DATA LISTING -
* begin *

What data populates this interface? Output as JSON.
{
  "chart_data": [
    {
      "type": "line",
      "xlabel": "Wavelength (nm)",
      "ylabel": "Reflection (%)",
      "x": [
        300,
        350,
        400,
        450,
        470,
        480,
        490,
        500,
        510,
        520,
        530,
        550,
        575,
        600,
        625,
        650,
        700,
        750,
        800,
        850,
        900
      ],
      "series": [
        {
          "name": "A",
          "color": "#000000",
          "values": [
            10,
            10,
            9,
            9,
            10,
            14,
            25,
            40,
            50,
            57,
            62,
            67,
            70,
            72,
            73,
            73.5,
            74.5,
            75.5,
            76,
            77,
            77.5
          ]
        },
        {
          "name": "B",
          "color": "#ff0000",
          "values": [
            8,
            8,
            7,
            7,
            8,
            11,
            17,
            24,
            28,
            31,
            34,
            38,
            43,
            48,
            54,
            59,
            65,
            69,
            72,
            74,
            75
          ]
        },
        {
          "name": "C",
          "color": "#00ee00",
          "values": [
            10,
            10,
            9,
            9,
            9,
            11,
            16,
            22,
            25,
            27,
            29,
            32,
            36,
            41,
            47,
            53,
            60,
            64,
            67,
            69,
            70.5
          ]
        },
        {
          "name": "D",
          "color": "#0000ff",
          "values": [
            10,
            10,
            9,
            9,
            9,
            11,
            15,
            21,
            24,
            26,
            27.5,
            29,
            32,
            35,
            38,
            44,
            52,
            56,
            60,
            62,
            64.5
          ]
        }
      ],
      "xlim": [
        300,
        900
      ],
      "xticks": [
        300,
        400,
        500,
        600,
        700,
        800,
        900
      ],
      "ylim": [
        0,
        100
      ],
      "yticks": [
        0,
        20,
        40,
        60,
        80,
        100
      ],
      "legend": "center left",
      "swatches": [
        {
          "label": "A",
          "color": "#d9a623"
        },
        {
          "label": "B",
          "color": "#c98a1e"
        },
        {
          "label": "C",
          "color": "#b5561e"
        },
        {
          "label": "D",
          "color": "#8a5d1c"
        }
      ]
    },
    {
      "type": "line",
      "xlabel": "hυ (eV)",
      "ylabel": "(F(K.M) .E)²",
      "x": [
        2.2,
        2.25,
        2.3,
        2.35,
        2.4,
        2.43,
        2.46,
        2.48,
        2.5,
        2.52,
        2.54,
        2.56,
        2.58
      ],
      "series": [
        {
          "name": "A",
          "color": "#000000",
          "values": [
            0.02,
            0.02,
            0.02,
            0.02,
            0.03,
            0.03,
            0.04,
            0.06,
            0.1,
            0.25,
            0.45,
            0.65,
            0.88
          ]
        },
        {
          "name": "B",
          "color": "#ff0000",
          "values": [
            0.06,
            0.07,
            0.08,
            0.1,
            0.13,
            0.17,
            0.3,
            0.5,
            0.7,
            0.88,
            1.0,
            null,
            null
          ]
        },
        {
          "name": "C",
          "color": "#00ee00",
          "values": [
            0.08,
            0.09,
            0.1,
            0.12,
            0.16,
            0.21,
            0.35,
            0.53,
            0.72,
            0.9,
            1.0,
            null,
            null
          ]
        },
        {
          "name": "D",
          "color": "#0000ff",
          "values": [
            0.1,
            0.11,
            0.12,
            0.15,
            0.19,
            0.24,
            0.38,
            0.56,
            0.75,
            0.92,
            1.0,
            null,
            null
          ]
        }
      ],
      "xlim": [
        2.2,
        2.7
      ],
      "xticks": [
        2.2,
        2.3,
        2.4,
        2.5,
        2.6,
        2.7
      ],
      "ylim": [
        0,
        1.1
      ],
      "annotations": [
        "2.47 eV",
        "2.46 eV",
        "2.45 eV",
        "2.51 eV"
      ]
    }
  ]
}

* end *

WHAT IS EXPECTED -
Retype every record above exactly as it appears.

ANSWER FOR THE TASK -
What data populates this interface? Output as JSON.
{
  "chart_data": [
    {
      "type": "line",
      "xlabel": "Wavelength (nm)",
      "ylabel": "Reflection (%)",
      "x": [
        300,
        350,
        400,
        450,
        470,
        480,
        490,
        500,
        510,
        520,
        530,
        550,
        575,
        600,
        625,
        650,
        700,
        750,
        800,
        850,
        900
      ],
      "series": [
        {
          "name": "A",
          "color": "#000000",
          "values": [
            10,
            10,
            9,
            9,
            10,
            14,
            25,
            40,
            50,
            57,
            62,
            67,
            70,
            72,
            73,
            73.5,
            74.5,
            75.5,
            76,
            77,
            77.5
          ]
        },
        {
          "name": "B",
          "color": "#ff0000",
          "values": [
            8,
            8,
            7,
            7,
            8,
            11,
            17,
            24,
            28,
            31,
            34,
            38,
            43,
            48,
            54,
            59,
            65,
            69,
            72,
            74,
            75
          ]
        },
        {
          "name": "C",
          "color": "#00ee00",
          "values": [
            10,
            10,
            9,
            9,
            9,
            11,
            16,
            22,
            25,
            27,
            29,
            32,
            36,
            41,
            47,
            53,
            60,
            64,
            67,
            69,
            70.5
          ]
        },
        {
          "name": "D",
          "color": "#0000ff",
          "values": [
            10,
            10,
            9,
            9,
            9,
            11,
            15,
            21,
            24,
            26,
            27.5,
            29,
            32,
            35,
            38,
            44,
            52,
            56,
            60,
            62,
            64.5
          ]
        }
      ],
      "xlim": [
        300,
        900
      ],
      "xticks": [
        300,
        400,
        500,
        600,
        700,
        800,
        900
      ],
      "ylim": [
        0,
        100
      ],
      "yticks": [
        0,
        20,
        40,
        60,
        80,
        100
      ],
      "legend": "center left",
      "swatches": [
        {
          "label": "A",
          "color": "#d9a623"
        },
        {
          "label": "B",
          "color": "#c98a1e"
        },
        {
          "label": "C",
          "color": "#b5561e"
        },
        {
          "label": "D",
          "color": "#8a5d1c"
        }
      ]
    },
    {
      "type": "line",
      "xlabel": "hυ (eV)",
      "ylabel": "(F(K.M) .E)²",
      "x": [
        2.2,
        2.25,
        2.3,
        2.35,
        2.4,
        2.43,
        2.46,
        2.48,
        2.5,
        2.52,
        2.54,
        2.56,
        2.58
      ],
      "series": [
        {
          "name": "A",
          "color": "#000000",
          "values": [
            0.02,
            0.02,
            0.02,
            0.02,
            0.03,
            0.03,
            0.04,
            0.06,
            0.1,
            0.25,
            0.45,
            0.65,
            0.88
          ]
        },
        {
          "name": "B",
          "color": "#ff0000",
          "values": [
            0.06,
            0.07,
            0.08,
            0.1,
            0.13,
            0.17,
            0.3,
            0.5,
            0.7,
            0.88,
            1.0,
            null,
            null
          ]
        },
        {
          "name": "C",
          "color": "#00ee00",
          "values": [
            0.08,
            0.09,
            0.1,
            0.12,
            0.16,
            0.21,
            0.35,
            0.53,
            0.72,
            0.9,
            1.0,
            null,
            null
          ]
        },
        {
          "name": "D",
          "color": "#0000ff",
          "values": [
            0.1,
            0.11,
            0.12,
            0.15,
            0.19,
            0.24,
            0.38,
            0.56,
            0.75,
            0.92,
            1.0,
            null,
            null
          ]
        }
      ],
      "xlim": [
        2.2,
        2.7
      ],
      "xticks": [
        2.2,
        2.3,
        2.4,
        2.5,
        2.6,
        2.7
      ],
      "ylim": [
        0,
        1.1
      ],
      "annotations": [
        "2.47 eV",
        "2.46 eV",
        "2.45 eV",
        "2.51 eV"
      ]
    }
  ]
}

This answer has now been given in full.